| Problem statement |
Find the lines holding the string "possit" in the data, then copy all of them.

....

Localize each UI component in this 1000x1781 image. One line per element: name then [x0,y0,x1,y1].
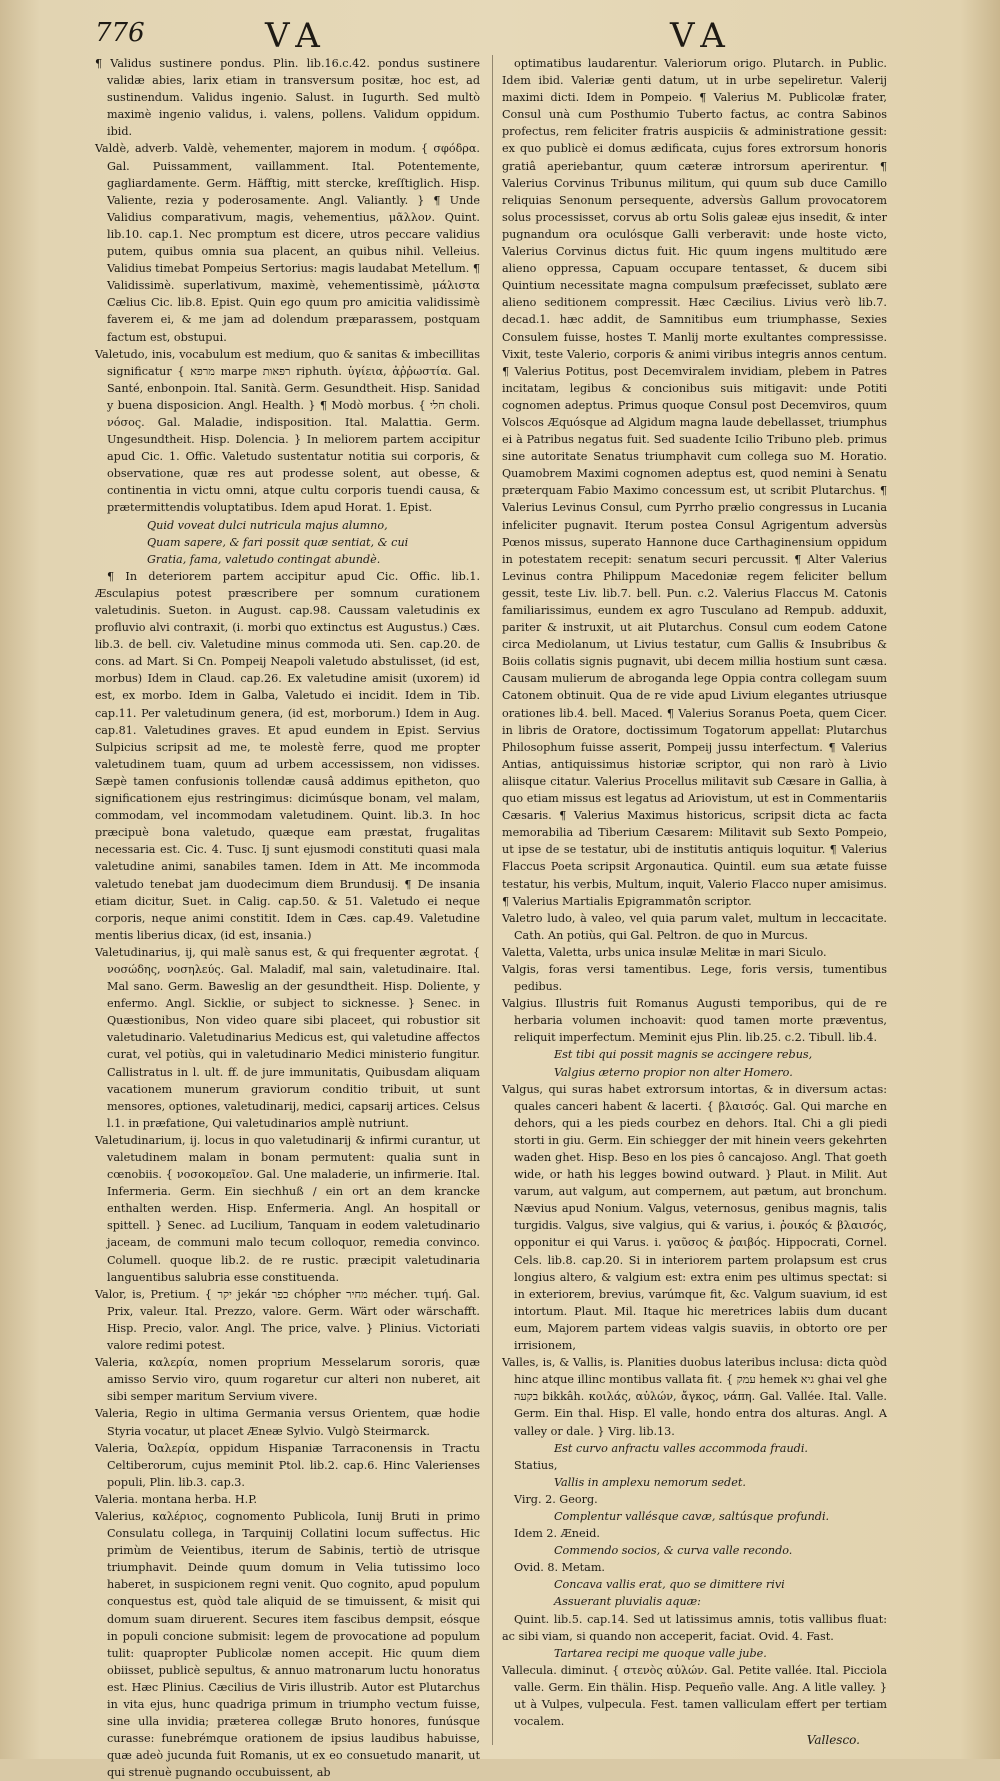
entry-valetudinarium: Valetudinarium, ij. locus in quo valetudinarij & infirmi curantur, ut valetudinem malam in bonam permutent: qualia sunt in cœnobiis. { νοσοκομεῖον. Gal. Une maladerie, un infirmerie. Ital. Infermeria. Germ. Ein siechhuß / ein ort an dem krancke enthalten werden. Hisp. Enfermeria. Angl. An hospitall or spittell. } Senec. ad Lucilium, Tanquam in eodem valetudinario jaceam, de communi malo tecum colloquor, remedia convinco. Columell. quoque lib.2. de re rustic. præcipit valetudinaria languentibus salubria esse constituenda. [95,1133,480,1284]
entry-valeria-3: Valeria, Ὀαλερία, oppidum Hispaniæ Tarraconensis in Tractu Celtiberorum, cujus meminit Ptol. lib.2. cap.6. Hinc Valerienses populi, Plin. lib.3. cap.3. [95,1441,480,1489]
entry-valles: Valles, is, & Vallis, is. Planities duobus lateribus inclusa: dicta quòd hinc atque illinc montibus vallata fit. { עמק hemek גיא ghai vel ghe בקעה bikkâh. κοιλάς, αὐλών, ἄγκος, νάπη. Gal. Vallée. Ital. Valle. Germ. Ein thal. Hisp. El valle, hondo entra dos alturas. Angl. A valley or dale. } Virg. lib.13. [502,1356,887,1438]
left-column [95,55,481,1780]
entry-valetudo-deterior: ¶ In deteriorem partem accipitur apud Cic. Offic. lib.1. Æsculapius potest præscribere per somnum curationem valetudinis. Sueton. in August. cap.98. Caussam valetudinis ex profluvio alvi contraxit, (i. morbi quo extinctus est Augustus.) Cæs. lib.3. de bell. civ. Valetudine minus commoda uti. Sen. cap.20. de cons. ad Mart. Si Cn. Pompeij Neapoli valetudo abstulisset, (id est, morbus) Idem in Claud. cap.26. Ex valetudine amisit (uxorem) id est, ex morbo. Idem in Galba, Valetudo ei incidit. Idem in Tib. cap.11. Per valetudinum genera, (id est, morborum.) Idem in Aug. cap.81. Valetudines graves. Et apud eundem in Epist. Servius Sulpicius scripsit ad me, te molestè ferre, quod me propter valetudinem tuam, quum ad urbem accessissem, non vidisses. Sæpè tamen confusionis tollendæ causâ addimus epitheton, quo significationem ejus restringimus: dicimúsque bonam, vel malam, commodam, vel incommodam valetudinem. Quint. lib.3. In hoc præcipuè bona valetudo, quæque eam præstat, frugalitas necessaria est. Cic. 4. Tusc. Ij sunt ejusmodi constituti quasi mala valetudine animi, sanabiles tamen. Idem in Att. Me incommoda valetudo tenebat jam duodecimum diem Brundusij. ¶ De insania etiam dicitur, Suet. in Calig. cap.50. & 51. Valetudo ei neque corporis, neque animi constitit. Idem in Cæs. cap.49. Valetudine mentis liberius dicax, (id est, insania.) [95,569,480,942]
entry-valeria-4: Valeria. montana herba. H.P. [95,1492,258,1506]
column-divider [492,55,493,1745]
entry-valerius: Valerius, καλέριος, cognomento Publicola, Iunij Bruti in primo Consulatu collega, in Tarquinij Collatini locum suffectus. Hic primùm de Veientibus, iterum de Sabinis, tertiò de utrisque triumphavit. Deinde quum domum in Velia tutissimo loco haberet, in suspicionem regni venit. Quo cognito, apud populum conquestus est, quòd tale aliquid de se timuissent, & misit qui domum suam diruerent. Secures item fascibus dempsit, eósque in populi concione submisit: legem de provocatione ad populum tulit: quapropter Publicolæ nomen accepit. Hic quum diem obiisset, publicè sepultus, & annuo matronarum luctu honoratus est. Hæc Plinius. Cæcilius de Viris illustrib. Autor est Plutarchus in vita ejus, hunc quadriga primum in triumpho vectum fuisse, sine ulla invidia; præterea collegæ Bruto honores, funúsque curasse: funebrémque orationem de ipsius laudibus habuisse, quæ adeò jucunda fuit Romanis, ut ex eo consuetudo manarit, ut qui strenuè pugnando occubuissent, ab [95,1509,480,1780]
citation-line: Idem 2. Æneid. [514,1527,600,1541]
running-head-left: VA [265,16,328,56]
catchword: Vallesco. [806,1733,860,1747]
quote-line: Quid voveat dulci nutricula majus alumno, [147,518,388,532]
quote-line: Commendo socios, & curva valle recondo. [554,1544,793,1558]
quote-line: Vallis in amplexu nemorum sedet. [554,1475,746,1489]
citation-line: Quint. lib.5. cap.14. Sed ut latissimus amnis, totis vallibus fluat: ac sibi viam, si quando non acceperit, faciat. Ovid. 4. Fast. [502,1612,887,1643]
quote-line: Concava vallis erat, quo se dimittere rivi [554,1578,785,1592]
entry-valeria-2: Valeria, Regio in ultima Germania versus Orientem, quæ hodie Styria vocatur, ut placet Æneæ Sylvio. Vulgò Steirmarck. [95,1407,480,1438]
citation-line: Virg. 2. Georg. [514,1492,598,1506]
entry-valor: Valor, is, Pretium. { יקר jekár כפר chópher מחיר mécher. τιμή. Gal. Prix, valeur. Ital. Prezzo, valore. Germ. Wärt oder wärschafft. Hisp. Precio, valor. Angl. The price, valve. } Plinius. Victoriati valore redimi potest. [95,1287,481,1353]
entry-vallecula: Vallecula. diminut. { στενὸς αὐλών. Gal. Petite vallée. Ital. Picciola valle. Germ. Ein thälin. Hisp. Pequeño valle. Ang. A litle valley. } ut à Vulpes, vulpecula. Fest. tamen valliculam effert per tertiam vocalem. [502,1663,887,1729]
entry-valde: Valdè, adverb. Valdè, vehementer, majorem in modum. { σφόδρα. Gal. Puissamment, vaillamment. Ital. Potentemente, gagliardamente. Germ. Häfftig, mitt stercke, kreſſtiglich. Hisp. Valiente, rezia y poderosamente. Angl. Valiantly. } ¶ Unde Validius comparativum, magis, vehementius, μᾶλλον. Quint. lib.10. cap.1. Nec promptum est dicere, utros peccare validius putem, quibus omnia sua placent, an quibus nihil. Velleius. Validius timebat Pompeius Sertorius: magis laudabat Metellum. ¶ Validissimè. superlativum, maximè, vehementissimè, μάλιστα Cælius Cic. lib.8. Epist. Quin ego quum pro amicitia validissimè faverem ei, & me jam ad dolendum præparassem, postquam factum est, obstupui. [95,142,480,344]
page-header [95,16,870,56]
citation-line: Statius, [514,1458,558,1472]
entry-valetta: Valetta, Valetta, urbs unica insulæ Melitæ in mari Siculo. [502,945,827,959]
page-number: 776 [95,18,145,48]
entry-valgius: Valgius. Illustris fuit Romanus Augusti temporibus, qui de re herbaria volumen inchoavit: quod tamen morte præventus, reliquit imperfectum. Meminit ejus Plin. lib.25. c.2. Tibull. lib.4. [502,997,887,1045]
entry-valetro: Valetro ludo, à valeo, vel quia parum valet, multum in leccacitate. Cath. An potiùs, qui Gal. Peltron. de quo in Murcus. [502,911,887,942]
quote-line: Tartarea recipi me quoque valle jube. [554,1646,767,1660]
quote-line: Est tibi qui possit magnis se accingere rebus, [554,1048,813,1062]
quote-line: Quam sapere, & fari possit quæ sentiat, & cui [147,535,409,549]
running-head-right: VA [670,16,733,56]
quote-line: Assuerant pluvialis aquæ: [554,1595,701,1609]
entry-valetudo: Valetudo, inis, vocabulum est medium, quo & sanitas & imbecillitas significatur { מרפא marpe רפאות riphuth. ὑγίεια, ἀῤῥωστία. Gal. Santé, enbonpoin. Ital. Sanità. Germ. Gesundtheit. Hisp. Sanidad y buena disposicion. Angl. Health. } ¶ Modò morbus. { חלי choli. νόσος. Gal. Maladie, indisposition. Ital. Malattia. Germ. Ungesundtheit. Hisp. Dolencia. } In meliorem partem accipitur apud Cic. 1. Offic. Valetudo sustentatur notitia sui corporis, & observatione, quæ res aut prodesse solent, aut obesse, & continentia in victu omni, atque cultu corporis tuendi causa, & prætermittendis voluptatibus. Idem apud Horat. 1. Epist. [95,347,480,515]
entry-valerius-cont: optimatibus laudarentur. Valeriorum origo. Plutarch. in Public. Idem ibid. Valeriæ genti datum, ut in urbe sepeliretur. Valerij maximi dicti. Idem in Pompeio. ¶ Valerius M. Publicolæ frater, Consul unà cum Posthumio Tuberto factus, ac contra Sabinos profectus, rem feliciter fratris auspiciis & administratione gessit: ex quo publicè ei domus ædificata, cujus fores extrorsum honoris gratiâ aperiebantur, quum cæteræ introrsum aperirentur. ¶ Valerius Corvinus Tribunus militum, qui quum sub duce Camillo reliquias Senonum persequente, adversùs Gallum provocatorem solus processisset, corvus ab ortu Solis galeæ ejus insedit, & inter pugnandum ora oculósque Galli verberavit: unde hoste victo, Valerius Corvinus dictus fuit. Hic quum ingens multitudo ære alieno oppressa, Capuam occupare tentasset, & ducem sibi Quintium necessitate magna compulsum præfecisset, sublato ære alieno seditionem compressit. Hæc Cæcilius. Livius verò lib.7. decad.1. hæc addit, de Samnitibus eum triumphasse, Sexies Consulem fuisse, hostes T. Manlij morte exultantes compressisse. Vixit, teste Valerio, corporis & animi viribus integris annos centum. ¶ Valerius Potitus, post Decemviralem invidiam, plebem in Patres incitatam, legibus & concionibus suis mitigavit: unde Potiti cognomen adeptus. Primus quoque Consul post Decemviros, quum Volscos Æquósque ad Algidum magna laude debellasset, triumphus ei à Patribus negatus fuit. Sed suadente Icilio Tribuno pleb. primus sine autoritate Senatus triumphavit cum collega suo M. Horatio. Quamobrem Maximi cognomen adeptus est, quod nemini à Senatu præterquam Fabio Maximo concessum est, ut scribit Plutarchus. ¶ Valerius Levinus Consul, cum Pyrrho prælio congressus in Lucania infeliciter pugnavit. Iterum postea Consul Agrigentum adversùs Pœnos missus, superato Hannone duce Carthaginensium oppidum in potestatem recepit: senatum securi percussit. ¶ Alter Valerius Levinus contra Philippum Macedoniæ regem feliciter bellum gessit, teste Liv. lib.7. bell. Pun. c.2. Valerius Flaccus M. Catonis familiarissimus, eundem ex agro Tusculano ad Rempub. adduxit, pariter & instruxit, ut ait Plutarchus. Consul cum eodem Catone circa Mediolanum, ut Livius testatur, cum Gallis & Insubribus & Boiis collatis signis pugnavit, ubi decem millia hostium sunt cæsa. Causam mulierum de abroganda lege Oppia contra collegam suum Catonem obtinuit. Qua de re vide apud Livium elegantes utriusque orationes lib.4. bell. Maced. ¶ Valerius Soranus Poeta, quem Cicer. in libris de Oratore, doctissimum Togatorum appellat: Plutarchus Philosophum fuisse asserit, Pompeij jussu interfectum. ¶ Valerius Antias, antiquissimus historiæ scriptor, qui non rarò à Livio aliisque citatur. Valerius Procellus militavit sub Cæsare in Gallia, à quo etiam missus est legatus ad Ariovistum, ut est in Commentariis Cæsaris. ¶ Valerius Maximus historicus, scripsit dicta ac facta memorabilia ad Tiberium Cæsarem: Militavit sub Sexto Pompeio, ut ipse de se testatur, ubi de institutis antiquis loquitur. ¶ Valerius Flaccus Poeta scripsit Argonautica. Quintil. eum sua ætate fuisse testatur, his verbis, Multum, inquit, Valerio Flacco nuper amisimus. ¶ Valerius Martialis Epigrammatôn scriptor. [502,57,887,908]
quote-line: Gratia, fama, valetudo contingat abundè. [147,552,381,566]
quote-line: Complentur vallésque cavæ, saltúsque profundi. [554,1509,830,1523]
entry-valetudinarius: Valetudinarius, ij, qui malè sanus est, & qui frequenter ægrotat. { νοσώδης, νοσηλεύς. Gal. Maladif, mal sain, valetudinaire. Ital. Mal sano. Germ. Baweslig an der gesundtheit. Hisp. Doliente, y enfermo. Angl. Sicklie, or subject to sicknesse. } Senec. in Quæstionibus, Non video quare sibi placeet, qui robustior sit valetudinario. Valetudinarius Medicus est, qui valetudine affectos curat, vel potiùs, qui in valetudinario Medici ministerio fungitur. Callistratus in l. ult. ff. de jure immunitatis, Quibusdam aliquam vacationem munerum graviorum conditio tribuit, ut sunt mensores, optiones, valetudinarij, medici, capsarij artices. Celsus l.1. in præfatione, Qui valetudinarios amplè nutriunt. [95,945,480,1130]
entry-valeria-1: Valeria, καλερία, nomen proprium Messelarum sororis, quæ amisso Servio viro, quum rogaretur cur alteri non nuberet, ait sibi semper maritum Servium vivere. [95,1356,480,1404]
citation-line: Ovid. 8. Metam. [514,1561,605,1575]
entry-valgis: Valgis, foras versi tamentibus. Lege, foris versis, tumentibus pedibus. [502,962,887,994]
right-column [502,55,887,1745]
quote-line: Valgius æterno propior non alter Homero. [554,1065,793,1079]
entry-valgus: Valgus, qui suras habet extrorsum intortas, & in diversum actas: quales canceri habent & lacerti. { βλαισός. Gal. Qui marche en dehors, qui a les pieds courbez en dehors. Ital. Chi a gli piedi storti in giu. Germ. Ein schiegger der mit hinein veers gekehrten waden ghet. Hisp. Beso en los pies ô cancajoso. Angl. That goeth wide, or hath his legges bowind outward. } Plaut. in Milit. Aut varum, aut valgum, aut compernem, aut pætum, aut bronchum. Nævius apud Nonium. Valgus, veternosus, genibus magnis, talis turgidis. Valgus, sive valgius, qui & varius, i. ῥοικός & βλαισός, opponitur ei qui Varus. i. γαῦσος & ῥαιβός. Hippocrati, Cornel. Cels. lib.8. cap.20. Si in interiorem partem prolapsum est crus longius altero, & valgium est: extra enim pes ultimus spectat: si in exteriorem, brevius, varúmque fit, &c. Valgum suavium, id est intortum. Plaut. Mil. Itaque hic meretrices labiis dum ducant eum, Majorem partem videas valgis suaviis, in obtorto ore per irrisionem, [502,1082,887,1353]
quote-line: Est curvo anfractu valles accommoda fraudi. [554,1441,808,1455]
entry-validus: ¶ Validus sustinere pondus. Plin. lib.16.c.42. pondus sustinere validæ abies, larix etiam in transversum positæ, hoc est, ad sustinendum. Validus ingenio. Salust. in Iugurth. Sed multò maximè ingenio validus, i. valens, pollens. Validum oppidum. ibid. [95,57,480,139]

....

| Expected answer |
quote-line: Est tibi qui possit magnis se accingere rebus, [554,1048,813,1062]
quote-line: Quam sapere, & fari possit quæ sentiat, & cui [147,535,409,549]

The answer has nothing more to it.